— START OF Dataset —

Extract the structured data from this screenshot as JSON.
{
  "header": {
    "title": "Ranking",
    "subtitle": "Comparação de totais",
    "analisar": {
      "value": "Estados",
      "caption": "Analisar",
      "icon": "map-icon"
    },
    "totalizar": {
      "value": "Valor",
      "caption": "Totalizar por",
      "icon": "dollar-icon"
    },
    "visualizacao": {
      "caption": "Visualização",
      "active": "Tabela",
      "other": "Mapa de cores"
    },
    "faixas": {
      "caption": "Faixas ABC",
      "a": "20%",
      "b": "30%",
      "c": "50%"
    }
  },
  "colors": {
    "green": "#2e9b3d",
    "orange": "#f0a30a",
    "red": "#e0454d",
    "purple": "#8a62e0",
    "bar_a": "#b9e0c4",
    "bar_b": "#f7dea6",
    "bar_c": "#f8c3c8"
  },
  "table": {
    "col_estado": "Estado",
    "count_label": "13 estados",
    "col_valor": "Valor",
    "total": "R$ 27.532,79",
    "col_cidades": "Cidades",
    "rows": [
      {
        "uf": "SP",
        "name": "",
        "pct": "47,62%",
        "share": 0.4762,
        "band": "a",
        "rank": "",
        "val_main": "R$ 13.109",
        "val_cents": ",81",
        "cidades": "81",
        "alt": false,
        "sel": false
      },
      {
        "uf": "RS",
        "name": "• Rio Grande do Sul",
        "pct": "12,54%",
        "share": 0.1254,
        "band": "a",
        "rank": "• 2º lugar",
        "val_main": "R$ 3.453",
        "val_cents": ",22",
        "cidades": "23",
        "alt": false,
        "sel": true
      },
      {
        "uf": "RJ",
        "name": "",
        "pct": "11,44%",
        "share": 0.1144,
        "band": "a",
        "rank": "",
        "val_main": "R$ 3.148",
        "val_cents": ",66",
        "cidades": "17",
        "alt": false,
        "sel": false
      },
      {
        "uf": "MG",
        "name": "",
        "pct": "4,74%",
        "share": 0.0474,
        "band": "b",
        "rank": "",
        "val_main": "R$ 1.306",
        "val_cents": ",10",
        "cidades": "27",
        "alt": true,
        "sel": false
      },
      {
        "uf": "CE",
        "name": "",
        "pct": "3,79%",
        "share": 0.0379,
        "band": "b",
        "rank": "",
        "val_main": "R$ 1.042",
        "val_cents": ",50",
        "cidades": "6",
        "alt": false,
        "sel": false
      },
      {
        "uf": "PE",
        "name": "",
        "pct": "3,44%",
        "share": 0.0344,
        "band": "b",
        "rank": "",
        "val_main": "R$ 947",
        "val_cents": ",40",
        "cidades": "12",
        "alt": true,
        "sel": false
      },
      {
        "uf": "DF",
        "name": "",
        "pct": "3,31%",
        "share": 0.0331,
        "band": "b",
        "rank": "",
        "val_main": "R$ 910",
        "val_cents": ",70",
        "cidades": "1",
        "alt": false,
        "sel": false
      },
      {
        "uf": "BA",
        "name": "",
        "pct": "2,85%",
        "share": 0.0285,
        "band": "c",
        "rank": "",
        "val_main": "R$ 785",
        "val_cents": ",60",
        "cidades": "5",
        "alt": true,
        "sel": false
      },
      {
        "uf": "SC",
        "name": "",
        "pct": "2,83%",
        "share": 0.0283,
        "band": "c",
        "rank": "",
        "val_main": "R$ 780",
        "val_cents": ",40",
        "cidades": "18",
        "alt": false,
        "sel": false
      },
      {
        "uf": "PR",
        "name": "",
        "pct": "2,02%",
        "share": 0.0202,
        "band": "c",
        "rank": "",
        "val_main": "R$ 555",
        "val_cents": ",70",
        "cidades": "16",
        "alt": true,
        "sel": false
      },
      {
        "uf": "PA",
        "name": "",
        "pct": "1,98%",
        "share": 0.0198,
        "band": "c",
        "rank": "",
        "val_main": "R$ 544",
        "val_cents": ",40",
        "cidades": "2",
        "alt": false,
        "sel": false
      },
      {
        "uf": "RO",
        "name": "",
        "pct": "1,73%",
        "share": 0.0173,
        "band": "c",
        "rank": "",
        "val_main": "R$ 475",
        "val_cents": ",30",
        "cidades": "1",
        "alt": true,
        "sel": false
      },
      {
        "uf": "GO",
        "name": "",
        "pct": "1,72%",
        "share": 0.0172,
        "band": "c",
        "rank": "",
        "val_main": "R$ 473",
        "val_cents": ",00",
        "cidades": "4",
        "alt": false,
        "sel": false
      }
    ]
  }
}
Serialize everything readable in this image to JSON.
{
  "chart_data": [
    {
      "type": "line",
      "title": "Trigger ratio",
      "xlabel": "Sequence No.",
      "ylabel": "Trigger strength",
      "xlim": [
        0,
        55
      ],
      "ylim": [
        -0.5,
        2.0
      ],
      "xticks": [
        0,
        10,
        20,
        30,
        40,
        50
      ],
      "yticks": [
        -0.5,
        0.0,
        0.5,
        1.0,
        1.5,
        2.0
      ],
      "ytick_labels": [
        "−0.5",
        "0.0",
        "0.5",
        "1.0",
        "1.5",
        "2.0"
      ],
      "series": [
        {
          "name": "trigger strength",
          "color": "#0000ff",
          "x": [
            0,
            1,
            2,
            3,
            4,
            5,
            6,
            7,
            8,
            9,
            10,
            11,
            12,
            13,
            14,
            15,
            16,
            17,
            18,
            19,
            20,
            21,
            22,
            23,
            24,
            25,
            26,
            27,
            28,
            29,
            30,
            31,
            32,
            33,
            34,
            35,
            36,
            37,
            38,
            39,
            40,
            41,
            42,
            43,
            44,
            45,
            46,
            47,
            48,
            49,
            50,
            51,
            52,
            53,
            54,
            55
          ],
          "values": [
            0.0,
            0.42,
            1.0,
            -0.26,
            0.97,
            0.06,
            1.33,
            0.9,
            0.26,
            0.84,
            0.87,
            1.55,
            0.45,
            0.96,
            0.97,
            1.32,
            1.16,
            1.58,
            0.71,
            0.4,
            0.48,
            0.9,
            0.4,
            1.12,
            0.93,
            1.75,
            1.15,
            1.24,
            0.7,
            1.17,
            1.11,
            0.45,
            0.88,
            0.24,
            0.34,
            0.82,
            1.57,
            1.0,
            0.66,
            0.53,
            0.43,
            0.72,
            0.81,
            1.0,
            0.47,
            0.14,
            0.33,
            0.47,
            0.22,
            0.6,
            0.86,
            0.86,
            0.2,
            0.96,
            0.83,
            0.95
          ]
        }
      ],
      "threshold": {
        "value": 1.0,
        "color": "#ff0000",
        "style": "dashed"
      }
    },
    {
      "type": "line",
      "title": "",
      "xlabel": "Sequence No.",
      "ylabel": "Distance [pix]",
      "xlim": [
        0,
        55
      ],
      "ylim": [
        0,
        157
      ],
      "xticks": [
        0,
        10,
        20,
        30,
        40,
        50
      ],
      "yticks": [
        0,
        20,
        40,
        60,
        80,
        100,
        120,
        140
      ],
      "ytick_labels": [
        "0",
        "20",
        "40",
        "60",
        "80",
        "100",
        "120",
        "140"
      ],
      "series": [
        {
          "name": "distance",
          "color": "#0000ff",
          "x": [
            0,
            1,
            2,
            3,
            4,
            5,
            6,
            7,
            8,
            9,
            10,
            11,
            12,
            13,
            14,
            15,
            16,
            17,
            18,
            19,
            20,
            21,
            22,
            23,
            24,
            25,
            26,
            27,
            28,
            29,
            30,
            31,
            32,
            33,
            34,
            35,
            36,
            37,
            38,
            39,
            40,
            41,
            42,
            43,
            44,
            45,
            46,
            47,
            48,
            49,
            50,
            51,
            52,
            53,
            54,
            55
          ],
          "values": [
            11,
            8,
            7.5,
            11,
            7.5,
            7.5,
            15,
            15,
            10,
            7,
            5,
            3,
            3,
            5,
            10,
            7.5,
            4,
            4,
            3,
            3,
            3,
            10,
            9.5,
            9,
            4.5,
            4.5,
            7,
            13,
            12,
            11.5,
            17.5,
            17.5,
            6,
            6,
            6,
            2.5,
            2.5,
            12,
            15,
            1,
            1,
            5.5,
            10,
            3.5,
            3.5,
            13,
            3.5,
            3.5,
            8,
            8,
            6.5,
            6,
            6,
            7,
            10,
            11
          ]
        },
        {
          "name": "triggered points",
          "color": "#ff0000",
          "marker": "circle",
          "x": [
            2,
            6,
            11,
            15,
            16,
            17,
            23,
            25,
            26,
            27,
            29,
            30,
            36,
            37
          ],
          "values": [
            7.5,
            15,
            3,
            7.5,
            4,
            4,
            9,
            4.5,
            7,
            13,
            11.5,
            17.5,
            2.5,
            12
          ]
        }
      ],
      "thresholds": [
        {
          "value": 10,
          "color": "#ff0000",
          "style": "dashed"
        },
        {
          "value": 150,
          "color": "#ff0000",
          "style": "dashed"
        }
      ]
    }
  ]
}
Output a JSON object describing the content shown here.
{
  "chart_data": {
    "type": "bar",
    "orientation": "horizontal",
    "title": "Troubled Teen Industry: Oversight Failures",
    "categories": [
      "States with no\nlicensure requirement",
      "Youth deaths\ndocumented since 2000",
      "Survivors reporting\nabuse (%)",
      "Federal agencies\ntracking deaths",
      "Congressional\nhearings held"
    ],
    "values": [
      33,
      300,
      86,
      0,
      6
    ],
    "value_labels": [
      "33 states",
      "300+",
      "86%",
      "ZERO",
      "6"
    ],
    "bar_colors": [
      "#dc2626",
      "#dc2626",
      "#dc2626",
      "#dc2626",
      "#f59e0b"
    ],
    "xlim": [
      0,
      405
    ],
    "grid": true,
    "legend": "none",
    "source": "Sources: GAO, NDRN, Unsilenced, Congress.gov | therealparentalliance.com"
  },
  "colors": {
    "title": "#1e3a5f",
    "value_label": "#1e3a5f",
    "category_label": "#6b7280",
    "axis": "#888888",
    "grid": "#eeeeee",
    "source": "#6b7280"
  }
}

— END OF Dataset —

Task goal:
From the entries above, copy every line containing the word "JSON".

Final answer:
Extract the structured data from this screenshot as JSON.
Serialize everything readable in this image to JSON.
Output a JSON object describing the content shown here.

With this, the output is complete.